In full and without alteration, give the listing again.

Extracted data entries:
....................
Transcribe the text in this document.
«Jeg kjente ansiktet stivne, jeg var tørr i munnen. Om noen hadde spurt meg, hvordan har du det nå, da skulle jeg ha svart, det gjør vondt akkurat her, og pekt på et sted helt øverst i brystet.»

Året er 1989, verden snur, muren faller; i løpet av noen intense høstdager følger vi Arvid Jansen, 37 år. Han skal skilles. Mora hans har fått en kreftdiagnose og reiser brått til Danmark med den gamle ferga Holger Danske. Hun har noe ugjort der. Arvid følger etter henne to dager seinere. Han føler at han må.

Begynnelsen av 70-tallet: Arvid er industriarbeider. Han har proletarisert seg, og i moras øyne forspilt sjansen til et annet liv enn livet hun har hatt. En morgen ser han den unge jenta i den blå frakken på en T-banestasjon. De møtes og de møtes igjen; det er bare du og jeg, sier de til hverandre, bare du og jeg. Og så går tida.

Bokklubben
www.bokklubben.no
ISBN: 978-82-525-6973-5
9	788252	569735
....................
▸ WRITTEN SOLUTION:
Transcribe the text in this document.
«Jeg kjente ansiktet stivne, jeg var tørr i munnen. Om noen hadde spurt meg, hvordan har du det nå, da skulle jeg ha svart, det gjør vondt akkurat her, og pekt på et sted helt øverst i brystet.»

Året er 1989, verden snur, muren faller; i løpet av noen intense høstdager følger vi Arvid Jansen, 37 år. Han skal skilles. Mora hans har fått en kreftdiagnose og reiser brått til Danmark med den gamle ferga Holger Danske. Hun har noe ugjort der. Arvid følger etter henne to dager seinere. Han føler at han må.

Begynnelsen av 70-tallet: Arvid er industriarbeider. Han har proletarisert seg, og i moras øyne forspilt sjansen til et annet liv enn livet hun har hatt. En morgen ser han den unge jenta i den blå frakken på en T-banestasjon. De møtes og de møtes igjen; det er bare du og jeg, sier de til hverandre, bare du og jeg. Og så går tida.

Bokklubben
www.bokklubben.no
ISBN: 978-82-525-6973-5
9	788252	569735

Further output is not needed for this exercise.